### Challenge
Reproduce word for word the lines of the records that begin at the line containing "boxes. List at most 100 elements." and stop after the line containing "streamline xyxy=(293,244,322,253)", and output nothing else.

### Data in this exercise
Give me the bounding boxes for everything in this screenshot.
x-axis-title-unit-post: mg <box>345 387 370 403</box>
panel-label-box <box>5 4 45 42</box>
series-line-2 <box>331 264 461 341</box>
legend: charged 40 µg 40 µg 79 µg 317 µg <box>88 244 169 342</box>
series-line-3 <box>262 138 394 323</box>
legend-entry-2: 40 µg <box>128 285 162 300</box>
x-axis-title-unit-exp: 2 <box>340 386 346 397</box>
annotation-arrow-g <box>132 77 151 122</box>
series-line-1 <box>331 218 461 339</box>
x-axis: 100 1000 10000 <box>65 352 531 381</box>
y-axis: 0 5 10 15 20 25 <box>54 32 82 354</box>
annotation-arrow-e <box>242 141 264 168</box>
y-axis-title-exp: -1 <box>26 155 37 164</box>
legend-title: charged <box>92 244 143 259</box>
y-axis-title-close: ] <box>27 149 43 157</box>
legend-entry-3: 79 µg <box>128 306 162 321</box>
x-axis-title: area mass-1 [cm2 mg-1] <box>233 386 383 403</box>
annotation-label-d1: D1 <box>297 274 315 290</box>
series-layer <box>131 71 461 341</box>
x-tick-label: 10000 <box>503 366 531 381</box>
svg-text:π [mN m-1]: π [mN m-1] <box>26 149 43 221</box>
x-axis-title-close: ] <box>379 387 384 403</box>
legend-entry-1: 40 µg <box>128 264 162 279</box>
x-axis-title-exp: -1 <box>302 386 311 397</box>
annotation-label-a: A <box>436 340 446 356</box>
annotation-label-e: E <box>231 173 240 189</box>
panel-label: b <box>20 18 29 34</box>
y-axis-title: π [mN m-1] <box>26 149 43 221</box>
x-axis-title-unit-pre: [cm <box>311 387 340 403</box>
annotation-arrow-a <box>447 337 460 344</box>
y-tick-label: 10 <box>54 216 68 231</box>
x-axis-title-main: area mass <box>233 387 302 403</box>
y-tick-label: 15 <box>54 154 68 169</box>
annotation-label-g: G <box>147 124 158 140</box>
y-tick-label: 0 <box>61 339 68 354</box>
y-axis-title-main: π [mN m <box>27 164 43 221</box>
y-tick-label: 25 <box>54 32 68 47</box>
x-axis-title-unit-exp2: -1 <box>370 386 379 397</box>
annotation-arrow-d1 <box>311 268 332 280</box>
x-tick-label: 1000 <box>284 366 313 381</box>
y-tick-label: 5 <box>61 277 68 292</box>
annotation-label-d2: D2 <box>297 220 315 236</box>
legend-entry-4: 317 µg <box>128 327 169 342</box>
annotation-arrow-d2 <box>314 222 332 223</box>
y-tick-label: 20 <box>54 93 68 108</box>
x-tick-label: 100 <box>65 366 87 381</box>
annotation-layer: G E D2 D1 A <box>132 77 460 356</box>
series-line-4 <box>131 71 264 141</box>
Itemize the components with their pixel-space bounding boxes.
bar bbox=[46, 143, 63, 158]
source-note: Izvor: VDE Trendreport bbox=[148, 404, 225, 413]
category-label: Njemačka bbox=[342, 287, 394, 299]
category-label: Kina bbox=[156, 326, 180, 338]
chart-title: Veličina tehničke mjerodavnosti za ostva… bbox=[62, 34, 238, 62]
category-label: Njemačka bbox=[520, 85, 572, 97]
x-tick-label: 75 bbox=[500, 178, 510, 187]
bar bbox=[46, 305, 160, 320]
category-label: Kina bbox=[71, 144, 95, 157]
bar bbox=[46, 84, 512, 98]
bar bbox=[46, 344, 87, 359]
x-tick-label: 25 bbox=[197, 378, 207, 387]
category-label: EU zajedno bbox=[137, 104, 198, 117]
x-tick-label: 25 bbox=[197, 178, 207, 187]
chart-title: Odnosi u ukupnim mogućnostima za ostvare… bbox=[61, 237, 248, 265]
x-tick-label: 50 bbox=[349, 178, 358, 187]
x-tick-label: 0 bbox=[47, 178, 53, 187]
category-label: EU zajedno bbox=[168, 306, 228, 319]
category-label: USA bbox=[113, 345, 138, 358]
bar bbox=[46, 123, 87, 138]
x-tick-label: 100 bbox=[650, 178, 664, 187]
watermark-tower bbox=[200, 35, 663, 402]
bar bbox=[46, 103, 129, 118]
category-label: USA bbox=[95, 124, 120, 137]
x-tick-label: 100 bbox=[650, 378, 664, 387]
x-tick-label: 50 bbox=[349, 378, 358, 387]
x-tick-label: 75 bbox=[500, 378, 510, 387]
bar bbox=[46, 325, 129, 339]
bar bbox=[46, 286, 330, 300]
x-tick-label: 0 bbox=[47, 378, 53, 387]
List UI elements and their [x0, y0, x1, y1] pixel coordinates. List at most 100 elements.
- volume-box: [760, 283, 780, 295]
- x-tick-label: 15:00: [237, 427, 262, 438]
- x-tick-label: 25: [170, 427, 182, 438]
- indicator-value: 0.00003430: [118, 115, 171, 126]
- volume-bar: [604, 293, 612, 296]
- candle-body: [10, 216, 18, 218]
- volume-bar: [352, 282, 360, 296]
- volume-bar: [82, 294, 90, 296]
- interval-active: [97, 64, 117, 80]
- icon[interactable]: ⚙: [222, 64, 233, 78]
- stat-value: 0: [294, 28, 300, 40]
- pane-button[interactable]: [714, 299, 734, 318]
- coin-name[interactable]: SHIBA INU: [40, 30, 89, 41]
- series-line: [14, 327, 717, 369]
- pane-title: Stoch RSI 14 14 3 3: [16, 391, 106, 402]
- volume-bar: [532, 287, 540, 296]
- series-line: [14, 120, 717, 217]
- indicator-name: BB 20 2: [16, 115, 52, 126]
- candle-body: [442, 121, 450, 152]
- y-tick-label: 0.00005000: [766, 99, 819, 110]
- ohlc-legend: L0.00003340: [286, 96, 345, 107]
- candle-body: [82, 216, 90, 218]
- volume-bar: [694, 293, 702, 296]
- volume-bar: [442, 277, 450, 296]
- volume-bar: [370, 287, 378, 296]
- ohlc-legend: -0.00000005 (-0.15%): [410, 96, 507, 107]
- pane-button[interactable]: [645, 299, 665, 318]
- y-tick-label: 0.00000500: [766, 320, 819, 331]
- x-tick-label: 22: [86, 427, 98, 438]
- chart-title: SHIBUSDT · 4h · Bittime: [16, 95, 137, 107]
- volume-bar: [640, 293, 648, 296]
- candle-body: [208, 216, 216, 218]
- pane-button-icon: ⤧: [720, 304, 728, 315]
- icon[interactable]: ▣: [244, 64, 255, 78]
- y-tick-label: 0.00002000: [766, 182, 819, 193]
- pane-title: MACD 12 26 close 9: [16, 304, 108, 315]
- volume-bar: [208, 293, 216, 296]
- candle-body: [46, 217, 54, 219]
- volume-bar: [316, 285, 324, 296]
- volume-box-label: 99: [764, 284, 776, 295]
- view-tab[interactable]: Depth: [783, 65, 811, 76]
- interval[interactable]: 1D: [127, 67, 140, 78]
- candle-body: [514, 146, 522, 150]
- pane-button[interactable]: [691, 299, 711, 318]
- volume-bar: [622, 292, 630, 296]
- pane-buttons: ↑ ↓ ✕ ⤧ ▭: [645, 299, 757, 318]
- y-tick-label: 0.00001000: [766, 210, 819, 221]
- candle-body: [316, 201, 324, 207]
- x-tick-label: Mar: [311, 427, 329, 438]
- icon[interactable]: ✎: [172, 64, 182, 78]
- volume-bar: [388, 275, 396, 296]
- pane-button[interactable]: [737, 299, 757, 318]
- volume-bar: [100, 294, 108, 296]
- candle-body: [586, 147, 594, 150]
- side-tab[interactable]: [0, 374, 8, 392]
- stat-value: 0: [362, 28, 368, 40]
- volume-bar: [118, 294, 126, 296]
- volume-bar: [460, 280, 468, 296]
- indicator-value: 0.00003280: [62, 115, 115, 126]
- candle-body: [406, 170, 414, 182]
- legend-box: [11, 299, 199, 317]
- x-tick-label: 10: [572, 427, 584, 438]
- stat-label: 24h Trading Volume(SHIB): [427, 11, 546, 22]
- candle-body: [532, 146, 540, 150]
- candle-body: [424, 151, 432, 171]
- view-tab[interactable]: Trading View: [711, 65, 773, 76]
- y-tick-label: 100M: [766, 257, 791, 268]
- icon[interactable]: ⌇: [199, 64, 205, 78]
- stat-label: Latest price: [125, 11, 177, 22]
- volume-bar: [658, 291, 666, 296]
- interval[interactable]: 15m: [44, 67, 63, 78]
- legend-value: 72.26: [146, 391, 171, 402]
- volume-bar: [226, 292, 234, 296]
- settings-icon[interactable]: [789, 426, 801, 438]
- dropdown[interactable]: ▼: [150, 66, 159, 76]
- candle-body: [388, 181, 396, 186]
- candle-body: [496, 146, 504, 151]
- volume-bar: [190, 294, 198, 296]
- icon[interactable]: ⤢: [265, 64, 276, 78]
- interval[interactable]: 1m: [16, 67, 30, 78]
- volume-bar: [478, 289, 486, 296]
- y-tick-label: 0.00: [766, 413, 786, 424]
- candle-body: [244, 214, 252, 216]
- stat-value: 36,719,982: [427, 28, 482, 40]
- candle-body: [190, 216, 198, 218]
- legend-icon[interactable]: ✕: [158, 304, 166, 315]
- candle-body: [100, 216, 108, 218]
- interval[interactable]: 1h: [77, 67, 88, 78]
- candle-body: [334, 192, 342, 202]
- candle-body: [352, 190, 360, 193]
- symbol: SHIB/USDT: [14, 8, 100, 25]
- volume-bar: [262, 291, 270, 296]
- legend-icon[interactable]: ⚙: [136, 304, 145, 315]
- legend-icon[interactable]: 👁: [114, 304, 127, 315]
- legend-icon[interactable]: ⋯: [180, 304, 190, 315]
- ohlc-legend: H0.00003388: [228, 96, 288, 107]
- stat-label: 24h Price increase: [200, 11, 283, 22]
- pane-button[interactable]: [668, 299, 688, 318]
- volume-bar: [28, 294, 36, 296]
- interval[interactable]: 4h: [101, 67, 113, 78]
---
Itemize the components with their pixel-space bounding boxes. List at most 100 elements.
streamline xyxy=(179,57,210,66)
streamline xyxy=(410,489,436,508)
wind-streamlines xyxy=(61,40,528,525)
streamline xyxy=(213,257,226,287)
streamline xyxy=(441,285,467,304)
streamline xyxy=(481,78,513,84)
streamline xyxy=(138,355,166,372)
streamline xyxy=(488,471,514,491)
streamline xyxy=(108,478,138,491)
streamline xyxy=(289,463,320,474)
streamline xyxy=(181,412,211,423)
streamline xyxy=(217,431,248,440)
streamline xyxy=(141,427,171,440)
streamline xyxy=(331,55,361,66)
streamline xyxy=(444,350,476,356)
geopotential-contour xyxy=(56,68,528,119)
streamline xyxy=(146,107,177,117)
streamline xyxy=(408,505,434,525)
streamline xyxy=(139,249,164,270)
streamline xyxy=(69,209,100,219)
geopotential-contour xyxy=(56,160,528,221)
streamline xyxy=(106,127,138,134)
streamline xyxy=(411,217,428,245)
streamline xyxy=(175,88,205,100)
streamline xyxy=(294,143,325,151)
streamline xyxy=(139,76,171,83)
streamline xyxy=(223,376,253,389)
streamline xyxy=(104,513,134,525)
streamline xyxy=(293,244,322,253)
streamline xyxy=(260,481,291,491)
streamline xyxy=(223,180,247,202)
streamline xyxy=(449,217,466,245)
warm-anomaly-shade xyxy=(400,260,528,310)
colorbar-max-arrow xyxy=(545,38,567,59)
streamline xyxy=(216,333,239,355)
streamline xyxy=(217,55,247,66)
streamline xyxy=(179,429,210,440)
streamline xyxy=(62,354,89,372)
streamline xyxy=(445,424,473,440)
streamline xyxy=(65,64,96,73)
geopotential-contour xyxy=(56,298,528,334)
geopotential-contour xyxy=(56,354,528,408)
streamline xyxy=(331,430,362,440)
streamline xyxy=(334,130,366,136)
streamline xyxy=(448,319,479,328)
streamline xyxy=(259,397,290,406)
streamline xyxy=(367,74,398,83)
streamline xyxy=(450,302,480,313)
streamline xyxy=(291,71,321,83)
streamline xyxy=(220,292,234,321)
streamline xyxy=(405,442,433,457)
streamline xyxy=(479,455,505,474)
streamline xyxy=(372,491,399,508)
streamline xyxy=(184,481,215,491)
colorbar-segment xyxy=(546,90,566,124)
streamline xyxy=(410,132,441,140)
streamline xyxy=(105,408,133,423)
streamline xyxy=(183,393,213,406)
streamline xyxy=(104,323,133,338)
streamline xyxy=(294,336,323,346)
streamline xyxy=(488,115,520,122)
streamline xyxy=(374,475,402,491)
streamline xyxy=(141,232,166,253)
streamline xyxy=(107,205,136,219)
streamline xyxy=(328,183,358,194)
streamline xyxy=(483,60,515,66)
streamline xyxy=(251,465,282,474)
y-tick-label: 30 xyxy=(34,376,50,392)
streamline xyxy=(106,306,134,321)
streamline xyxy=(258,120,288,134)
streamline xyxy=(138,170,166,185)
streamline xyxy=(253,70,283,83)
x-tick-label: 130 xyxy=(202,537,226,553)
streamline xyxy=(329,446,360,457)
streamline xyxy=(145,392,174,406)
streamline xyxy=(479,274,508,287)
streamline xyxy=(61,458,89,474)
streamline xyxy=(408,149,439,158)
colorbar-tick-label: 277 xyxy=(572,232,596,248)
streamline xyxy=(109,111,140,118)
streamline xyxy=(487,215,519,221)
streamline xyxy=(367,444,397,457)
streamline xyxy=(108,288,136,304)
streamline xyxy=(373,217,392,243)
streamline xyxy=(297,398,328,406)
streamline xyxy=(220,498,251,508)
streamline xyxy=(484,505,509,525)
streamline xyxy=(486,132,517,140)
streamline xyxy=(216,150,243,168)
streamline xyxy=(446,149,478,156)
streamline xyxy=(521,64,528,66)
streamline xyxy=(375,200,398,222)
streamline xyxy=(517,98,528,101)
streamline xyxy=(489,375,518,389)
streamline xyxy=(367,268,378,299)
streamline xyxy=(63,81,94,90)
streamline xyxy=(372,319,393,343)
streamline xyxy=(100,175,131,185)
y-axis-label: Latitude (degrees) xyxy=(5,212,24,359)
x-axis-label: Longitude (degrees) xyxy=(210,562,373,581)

### Exercise solution
Itemize the components with their pixel-space bounding boxes. List at most 100 elements.
streamline xyxy=(179,57,210,66)
streamline xyxy=(410,489,436,508)
wind-streamlines xyxy=(61,40,528,525)
streamline xyxy=(213,257,226,287)
streamline xyxy=(441,285,467,304)
streamline xyxy=(481,78,513,84)
streamline xyxy=(138,355,166,372)
streamline xyxy=(488,471,514,491)
streamline xyxy=(108,478,138,491)
streamline xyxy=(289,463,320,474)
streamline xyxy=(181,412,211,423)
streamline xyxy=(217,431,248,440)
streamline xyxy=(141,427,171,440)
streamline xyxy=(331,55,361,66)
streamline xyxy=(444,350,476,356)
geopotential-contour xyxy=(56,68,528,119)
streamline xyxy=(146,107,177,117)
streamline xyxy=(408,505,434,525)
streamline xyxy=(139,249,164,270)
streamline xyxy=(69,209,100,219)
geopotential-contour xyxy=(56,160,528,221)
streamline xyxy=(106,127,138,134)
streamline xyxy=(411,217,428,245)
streamline xyxy=(175,88,205,100)
streamline xyxy=(294,143,325,151)
streamline xyxy=(139,76,171,83)
streamline xyxy=(223,376,253,389)
streamline xyxy=(104,513,134,525)
streamline xyxy=(293,244,322,253)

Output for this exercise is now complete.